---- DATA FOR PROCESSING
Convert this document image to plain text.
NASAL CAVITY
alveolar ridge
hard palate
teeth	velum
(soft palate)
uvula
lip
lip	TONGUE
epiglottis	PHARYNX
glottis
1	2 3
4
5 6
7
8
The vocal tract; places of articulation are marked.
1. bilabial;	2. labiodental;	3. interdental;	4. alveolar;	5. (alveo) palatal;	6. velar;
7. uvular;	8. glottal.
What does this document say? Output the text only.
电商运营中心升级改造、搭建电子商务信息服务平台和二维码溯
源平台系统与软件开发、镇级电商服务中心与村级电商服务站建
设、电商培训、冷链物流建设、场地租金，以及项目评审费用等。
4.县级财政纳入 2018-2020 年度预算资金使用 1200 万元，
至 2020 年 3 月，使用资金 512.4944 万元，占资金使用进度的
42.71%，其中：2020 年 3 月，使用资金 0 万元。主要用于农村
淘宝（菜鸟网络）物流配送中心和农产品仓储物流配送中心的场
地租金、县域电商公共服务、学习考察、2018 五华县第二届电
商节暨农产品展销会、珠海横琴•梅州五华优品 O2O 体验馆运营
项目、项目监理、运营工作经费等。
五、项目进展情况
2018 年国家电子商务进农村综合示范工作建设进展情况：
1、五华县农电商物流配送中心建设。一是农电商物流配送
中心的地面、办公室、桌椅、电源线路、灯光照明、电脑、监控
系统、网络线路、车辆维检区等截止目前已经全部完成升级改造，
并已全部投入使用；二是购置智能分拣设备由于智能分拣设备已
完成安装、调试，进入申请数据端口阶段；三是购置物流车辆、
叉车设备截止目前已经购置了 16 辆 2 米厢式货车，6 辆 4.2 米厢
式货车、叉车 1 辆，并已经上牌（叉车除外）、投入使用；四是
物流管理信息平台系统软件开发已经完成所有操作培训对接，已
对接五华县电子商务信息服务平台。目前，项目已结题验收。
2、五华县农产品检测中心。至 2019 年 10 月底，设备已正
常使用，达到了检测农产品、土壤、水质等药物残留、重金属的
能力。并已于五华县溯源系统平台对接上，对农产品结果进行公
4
--------
### STATED EXERCISE
Extract, exactly as they appear, the lines from the one containing "What does this" through the final line.

### CORRECT RESULT
What does this document say? Output the text only.
电商运营中心升级改造、搭建电子商务信息服务平台和二维码溯
源平台系统与软件开发、镇级电商服务中心与村级电商服务站建
设、电商培训、冷链物流建设、场地租金，以及项目评审费用等。
4.县级财政纳入 2018-2020 年度预算资金使用 1200 万元，
至 2020 年 3 月，使用资金 512.4944 万元，占资金使用进度的
42.71%，其中：2020 年 3 月，使用资金 0 万元。主要用于农村
淘宝（菜鸟网络）物流配送中心和农产品仓储物流配送中心的场
地租金、县域电商公共服务、学习考察、2018 五华县第二届电
商节暨农产品展销会、珠海横琴•梅州五华优品 O2O 体验馆运营
项目、项目监理、运营工作经费等。
五、项目进展情况
2018 年国家电子商务进农村综合示范工作建设进展情况：
1、五华县农电商物流配送中心建设。一是农电商物流配送
中心的地面、办公室、桌椅、电源线路、灯光照明、电脑、监控
系统、网络线路、车辆维检区等截止目前已经全部完成升级改造，
并已全部投入使用；二是购置智能分拣设备由于智能分拣设备已
完成安装、调试，进入申请数据端口阶段；三是购置物流车辆、
叉车设备截止目前已经购置了 16 辆 2 米厢式货车，6 辆 4.2 米厢
式货车、叉车 1 辆，并已经上牌（叉车除外）、投入使用；四是
物流管理信息平台系统软件开发已经完成所有操作培训对接，已
对接五华县电子商务信息服务平台。目前，项目已结题验收。
2、五华县农产品检测中心。至 2019 年 10 月底，设备已正
常使用，达到了检测农产品、土壤、水质等药物残留、重金属的
能力。并已于五华县溯源系统平台对接上，对农产品结果进行公
4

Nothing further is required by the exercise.